* _Your instructions_
Please transcribe, without any change, the lines in the entries below from the line holding "disable-device-button[interactable]: Disable this" through the line holding "console-line: (c) 2013", inclusive.

(Region and label listings)
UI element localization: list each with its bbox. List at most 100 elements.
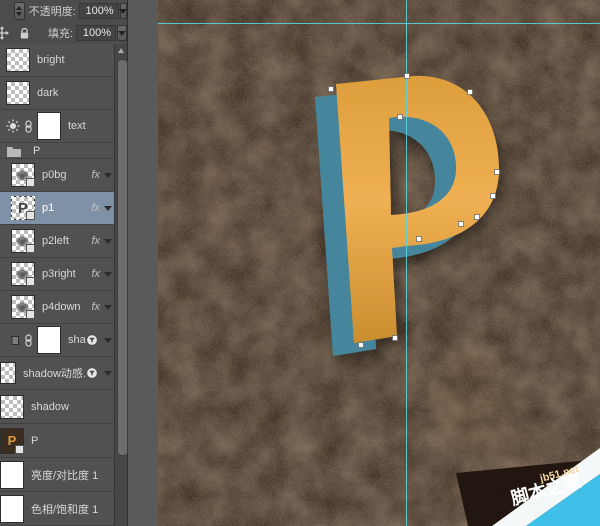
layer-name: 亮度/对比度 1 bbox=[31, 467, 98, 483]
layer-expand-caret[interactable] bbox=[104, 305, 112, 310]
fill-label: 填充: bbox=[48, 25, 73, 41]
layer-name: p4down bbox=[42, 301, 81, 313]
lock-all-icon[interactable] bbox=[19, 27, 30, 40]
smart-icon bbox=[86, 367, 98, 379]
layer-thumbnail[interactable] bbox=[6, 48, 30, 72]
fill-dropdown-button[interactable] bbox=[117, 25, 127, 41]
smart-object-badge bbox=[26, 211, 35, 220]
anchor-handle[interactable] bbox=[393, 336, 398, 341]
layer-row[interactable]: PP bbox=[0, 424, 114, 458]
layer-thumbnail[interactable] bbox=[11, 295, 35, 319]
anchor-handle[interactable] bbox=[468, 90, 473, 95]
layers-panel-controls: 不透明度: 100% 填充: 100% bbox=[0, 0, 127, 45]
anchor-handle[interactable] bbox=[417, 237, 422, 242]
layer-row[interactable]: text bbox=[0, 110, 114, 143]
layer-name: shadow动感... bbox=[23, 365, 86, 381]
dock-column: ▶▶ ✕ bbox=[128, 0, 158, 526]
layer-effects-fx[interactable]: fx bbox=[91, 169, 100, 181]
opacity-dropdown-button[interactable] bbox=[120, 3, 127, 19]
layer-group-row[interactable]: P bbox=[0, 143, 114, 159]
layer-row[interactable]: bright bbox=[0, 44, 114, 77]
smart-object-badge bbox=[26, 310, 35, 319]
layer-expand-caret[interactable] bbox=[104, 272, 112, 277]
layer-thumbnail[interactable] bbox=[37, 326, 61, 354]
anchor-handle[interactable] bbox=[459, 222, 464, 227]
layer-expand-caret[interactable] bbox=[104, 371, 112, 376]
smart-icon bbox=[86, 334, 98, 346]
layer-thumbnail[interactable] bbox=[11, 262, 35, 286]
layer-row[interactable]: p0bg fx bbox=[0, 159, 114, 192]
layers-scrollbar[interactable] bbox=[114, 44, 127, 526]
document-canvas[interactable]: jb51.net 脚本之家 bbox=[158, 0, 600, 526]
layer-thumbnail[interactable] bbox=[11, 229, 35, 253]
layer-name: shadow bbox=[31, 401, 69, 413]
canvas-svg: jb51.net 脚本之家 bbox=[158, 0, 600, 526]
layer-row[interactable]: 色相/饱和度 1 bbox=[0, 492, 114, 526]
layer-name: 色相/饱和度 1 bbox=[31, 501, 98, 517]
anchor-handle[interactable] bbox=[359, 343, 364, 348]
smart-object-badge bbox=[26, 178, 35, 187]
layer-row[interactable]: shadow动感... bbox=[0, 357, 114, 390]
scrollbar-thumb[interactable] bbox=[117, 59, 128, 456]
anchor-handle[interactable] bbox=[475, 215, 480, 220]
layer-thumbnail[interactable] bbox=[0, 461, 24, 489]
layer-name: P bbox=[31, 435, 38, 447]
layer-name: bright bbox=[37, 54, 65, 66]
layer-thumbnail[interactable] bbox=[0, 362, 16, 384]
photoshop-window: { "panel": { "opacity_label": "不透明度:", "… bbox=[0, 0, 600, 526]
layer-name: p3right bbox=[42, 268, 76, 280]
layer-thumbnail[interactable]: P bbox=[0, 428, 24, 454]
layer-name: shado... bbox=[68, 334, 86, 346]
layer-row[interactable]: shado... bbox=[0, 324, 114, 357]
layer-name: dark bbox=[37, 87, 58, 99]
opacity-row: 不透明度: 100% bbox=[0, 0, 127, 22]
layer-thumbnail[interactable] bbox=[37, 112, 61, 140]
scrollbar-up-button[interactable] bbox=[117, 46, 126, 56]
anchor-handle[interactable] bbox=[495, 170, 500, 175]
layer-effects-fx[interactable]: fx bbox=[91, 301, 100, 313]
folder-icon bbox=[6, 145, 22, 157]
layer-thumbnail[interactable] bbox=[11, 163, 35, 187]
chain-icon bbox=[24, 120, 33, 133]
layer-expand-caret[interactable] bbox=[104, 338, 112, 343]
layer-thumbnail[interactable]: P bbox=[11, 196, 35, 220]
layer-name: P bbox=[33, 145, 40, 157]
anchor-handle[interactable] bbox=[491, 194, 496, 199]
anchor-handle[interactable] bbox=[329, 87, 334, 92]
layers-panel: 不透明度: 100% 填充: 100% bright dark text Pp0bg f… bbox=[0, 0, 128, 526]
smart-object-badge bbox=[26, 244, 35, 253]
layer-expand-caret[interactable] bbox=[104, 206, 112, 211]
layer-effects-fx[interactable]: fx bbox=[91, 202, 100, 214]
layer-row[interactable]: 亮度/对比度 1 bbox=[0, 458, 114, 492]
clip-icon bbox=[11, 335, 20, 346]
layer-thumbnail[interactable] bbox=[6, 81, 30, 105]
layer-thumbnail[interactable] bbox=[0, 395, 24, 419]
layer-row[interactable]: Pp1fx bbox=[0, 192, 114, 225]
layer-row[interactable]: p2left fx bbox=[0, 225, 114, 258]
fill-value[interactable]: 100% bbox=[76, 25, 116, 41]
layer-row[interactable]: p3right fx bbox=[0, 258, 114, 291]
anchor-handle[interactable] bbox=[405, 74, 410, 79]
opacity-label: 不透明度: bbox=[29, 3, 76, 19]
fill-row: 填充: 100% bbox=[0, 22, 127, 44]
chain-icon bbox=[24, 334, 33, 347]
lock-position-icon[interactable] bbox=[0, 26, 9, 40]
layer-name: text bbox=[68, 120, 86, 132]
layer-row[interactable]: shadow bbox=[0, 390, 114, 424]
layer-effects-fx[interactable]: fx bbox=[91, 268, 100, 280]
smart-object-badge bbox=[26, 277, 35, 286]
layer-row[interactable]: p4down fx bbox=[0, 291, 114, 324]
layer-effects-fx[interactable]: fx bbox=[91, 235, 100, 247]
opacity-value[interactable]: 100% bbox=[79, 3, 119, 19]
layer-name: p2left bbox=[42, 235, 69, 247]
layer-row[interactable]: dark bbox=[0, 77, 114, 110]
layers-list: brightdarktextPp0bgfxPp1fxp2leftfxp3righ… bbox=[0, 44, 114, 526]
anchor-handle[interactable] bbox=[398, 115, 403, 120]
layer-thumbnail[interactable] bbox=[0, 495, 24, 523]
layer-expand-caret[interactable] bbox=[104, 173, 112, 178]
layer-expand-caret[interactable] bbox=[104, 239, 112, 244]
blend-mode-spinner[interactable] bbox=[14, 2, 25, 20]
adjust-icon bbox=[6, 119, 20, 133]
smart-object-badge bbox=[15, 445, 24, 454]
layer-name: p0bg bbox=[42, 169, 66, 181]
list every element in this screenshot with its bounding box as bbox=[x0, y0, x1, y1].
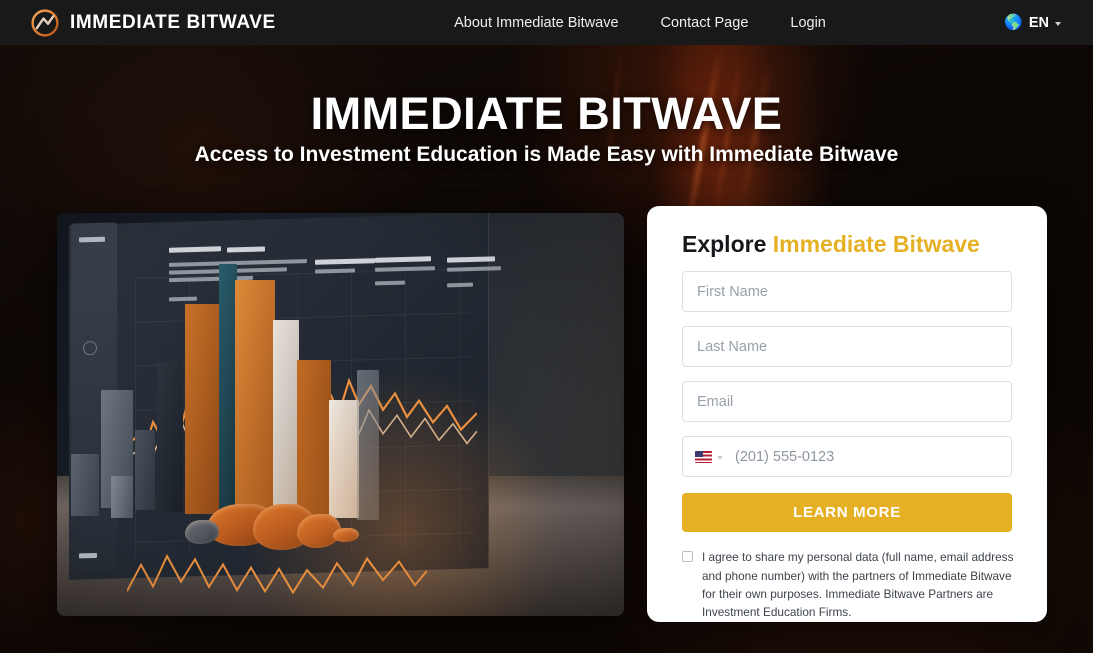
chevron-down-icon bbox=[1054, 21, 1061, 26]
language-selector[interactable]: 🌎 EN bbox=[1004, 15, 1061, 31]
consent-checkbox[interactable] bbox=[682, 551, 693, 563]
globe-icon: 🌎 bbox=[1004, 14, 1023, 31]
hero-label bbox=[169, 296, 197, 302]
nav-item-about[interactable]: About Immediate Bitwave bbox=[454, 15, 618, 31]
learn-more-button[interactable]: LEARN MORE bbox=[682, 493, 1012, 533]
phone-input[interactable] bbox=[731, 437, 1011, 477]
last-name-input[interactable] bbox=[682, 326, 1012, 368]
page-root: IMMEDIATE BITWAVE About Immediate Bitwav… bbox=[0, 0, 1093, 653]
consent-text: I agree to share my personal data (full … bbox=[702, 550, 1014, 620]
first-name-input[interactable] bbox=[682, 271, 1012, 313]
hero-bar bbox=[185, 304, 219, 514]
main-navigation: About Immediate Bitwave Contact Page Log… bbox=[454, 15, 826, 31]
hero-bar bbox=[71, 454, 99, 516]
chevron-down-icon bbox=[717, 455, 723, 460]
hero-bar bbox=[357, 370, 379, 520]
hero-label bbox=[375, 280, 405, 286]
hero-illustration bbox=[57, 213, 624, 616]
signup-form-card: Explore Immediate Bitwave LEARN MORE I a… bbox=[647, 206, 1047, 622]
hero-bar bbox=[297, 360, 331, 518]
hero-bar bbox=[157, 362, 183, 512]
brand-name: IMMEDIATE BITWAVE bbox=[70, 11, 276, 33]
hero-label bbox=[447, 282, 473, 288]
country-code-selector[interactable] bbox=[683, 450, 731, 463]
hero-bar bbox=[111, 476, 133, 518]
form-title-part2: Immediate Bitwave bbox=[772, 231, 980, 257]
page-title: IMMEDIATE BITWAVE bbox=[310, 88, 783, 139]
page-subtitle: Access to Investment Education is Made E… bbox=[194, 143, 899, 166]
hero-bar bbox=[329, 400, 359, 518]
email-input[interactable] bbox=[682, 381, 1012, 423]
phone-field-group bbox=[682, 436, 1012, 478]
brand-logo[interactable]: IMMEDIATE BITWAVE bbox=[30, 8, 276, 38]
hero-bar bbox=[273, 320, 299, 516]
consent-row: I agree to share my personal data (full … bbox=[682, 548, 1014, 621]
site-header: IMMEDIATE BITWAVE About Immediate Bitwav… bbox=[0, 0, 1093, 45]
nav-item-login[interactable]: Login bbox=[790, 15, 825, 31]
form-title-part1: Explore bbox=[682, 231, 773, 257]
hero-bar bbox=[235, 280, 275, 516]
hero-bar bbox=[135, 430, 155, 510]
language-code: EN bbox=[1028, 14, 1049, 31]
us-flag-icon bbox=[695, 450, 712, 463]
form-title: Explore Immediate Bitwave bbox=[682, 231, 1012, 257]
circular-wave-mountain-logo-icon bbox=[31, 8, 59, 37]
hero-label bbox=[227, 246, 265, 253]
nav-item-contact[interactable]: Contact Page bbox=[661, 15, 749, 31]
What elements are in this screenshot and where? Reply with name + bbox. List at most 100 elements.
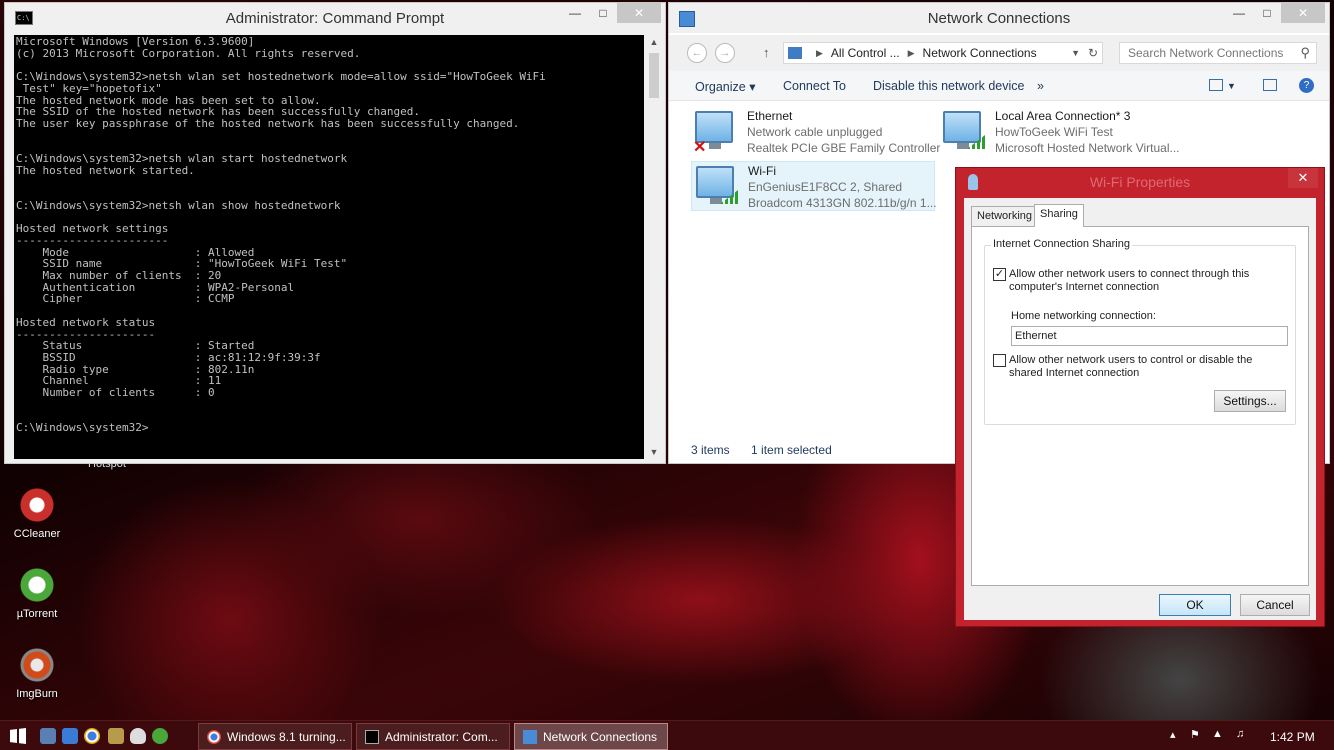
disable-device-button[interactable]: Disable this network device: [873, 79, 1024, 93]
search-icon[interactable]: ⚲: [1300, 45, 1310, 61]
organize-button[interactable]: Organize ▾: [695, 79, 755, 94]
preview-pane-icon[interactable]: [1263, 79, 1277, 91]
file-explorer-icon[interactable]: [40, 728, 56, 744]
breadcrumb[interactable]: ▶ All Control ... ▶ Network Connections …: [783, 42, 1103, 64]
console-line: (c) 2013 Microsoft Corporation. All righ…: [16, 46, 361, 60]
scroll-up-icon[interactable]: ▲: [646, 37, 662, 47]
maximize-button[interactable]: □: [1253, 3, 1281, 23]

* _Result below_
disable-device-button[interactable]: Disable this network device: [873, 79, 1024, 93]
search-icon[interactable]: ⚲: [1300, 45, 1310, 61]
organize-button[interactable]: Organize ▾: [695, 79, 755, 94]
preview-pane-icon[interactable]: [1263, 79, 1277, 91]
file-explorer-icon[interactable]: [40, 728, 56, 744]
breadcrumb[interactable]: ▶ All Control ... ▶ Network Connections …: [783, 42, 1103, 64]
console-line: (c) 2013 Microsoft Corporation. All righ…: [16, 46, 361, 60]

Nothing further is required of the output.